Problem: Return the lines below that carry the word "this".

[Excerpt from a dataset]
* * * * * * *

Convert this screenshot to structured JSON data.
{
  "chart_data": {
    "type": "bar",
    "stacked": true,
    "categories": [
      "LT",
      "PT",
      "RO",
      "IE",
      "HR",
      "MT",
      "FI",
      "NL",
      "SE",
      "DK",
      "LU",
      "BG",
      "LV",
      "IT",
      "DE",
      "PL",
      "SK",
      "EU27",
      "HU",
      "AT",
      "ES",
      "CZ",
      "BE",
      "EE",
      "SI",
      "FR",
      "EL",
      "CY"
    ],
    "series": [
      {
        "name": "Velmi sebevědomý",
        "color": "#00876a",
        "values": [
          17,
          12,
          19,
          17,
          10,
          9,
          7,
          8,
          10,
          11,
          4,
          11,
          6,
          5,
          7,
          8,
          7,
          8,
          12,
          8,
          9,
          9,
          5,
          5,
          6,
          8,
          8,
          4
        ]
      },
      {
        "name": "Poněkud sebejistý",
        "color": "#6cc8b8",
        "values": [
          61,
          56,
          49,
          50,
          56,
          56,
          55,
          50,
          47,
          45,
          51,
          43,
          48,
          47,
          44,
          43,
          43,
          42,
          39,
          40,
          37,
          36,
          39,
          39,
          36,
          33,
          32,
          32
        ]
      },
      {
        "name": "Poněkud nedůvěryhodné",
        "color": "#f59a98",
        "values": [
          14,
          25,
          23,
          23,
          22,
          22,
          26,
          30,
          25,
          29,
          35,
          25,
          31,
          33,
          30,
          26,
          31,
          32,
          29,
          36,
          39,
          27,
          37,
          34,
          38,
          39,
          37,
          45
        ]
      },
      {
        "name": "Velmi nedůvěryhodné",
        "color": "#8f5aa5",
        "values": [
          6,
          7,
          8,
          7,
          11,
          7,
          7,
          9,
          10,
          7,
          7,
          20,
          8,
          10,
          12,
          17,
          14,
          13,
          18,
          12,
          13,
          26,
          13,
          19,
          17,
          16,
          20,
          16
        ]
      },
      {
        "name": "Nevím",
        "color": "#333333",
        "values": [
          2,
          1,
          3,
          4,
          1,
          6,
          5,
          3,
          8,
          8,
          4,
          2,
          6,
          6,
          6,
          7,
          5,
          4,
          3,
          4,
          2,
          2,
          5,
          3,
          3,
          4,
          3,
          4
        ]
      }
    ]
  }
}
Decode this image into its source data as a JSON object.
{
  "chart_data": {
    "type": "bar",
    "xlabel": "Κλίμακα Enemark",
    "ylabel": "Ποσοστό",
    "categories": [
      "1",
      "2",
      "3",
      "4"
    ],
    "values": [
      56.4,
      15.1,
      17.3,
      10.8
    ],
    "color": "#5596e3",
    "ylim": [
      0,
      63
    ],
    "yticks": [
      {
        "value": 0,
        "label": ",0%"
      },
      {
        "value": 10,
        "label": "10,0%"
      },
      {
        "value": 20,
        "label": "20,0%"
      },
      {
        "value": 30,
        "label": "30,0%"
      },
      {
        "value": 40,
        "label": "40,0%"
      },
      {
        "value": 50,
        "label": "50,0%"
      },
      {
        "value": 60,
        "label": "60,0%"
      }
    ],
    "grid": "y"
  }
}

* * * * * * *

Exercise answer:
Convert this screenshot to structured JSON data.
Decode this image into its source data as a JSON object.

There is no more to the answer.